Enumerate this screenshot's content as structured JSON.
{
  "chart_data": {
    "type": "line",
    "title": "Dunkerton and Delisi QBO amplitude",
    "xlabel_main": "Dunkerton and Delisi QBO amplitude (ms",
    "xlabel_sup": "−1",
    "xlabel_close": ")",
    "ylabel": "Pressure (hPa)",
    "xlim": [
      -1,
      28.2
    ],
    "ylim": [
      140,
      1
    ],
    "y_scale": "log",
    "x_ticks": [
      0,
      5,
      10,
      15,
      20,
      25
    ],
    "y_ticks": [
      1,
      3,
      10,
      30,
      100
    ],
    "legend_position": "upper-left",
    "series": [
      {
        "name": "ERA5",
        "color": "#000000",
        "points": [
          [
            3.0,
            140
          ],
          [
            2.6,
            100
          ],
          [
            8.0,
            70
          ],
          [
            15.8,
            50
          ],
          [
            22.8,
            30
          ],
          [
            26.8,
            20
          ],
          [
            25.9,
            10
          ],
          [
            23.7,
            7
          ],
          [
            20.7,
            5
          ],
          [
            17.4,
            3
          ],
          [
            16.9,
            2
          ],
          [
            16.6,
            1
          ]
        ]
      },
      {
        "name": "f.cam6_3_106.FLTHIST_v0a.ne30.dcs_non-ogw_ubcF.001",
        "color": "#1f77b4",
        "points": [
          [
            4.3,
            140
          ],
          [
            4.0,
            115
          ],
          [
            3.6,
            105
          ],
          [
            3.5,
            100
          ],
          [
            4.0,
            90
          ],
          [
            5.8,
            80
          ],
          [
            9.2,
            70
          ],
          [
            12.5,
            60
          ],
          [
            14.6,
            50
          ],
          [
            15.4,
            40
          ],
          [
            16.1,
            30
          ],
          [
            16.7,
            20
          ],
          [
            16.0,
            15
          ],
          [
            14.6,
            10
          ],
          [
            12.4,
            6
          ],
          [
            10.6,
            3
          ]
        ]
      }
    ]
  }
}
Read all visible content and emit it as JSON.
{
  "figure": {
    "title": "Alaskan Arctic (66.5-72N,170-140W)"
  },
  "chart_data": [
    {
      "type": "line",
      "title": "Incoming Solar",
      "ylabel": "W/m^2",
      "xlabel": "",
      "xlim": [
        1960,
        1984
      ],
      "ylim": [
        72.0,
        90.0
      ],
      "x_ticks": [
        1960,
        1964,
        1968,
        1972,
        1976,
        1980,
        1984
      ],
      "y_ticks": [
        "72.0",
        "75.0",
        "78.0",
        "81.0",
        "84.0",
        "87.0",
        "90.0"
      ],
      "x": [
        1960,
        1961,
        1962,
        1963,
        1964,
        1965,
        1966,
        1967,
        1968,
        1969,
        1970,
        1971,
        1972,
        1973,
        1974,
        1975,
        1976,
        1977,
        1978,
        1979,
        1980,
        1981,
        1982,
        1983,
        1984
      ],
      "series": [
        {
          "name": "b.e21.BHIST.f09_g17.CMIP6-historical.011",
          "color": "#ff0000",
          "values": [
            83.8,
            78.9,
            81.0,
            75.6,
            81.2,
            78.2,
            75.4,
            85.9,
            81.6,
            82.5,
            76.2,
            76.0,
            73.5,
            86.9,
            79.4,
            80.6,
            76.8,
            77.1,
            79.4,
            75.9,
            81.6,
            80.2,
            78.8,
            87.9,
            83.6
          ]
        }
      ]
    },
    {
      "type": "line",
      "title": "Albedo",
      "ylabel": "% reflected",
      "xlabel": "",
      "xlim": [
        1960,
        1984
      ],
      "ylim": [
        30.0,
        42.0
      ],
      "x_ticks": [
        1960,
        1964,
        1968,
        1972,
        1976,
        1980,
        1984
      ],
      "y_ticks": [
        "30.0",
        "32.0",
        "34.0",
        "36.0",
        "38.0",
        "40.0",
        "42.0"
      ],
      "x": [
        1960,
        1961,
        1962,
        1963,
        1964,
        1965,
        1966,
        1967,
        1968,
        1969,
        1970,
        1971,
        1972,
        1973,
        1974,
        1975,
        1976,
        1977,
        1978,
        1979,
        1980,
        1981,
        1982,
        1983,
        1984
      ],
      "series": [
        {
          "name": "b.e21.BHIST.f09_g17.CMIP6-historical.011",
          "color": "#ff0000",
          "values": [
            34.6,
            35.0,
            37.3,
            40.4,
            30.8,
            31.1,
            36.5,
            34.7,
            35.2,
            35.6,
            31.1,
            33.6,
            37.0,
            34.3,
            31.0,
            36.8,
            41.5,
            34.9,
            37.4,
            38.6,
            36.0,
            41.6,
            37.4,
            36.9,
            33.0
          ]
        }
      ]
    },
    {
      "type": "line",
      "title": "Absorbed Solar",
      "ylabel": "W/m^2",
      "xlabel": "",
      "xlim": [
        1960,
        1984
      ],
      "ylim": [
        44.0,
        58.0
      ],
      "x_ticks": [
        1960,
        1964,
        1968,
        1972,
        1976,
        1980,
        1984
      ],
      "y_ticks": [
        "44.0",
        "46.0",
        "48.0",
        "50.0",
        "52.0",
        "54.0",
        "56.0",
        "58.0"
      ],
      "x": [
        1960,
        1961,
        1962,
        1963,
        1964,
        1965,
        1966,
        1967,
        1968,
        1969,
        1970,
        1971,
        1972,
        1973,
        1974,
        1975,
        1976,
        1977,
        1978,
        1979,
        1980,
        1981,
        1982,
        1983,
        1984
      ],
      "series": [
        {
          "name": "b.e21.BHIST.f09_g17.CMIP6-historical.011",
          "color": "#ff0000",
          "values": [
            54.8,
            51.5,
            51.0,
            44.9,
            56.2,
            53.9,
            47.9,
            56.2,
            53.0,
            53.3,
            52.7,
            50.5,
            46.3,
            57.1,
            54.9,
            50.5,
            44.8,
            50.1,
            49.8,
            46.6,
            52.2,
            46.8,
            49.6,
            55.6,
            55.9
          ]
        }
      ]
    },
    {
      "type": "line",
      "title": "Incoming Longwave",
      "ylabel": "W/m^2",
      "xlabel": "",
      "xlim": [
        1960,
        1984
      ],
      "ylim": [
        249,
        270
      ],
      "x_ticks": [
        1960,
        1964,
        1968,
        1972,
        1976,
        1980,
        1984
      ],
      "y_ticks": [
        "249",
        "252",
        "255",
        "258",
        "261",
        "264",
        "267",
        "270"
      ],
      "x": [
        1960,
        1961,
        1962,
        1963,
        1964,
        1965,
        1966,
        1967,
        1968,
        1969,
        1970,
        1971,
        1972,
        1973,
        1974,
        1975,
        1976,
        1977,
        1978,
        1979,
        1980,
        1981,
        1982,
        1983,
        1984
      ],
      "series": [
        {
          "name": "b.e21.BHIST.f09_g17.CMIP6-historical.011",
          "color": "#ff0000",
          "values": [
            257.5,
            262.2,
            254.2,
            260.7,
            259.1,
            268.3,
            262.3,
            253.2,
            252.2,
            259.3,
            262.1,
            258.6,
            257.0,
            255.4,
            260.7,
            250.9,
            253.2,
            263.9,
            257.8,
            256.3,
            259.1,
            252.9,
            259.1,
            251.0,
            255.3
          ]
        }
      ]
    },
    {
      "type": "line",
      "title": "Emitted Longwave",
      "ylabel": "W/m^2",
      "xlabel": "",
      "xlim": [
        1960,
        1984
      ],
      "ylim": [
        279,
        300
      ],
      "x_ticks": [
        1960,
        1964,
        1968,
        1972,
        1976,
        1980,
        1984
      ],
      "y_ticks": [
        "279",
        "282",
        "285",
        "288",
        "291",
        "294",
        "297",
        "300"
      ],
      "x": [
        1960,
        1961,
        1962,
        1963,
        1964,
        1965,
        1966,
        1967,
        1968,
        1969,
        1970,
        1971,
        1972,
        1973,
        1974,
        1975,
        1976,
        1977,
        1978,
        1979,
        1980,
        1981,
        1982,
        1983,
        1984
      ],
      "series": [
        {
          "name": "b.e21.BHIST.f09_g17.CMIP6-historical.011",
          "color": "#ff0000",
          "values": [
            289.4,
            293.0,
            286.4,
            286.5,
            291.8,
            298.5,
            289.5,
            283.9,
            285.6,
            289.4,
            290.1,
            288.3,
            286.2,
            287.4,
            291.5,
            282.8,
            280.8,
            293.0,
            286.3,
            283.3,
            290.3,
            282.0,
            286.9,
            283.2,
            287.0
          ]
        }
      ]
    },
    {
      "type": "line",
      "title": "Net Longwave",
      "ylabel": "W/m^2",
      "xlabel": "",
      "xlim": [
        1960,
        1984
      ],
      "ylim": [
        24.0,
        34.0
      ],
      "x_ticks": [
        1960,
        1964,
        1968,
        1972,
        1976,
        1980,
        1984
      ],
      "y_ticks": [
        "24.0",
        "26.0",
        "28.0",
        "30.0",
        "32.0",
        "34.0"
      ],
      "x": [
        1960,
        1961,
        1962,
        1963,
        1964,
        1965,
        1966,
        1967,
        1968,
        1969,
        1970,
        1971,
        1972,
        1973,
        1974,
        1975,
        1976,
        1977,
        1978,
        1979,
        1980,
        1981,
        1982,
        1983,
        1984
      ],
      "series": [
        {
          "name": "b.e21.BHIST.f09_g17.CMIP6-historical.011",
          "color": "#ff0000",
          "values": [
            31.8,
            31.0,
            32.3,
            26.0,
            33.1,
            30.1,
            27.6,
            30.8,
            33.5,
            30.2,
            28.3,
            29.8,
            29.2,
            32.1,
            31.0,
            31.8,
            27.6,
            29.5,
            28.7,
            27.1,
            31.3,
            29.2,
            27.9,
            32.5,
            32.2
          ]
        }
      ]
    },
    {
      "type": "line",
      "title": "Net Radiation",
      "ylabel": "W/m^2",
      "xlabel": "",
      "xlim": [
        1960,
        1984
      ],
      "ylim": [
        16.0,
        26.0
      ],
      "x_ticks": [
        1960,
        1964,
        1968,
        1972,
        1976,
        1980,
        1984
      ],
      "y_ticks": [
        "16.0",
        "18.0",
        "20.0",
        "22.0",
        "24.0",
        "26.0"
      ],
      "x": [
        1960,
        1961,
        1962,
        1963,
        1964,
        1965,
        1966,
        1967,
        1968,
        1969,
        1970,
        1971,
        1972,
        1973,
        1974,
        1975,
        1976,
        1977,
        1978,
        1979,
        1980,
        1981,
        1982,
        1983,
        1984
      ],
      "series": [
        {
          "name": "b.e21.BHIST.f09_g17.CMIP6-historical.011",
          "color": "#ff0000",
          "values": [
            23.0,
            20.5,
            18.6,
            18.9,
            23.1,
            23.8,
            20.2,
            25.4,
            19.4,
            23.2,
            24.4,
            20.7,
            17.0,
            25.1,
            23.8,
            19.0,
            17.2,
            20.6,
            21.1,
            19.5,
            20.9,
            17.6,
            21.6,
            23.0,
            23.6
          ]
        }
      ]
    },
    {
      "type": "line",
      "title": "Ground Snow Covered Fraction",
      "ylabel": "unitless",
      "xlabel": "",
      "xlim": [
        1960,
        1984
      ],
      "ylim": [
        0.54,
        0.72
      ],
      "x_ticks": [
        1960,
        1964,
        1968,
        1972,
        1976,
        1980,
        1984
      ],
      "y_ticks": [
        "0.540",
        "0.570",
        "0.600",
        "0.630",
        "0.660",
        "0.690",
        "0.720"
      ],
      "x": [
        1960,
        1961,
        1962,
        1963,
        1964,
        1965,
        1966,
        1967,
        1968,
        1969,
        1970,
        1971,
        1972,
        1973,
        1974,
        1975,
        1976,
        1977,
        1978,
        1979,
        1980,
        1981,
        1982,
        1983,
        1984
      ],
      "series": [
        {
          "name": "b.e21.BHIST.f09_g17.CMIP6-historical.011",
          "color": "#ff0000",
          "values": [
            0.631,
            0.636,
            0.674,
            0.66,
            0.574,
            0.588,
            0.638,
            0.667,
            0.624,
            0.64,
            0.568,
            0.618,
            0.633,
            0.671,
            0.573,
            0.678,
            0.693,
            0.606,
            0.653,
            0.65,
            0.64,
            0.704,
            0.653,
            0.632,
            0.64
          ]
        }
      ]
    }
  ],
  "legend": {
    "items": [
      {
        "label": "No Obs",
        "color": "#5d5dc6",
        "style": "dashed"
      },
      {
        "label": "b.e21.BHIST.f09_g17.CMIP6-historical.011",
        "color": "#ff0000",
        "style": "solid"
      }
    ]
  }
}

◇ ◇ ◇

### Do this
Report all lines of the data that include the word "Dunkerton".

### Solution to the exercise
    "title": "Dunkerton and Delisi QBO amplitude",
    "xlabel_main": "Dunkerton and Delisi QBO amplitude (ms",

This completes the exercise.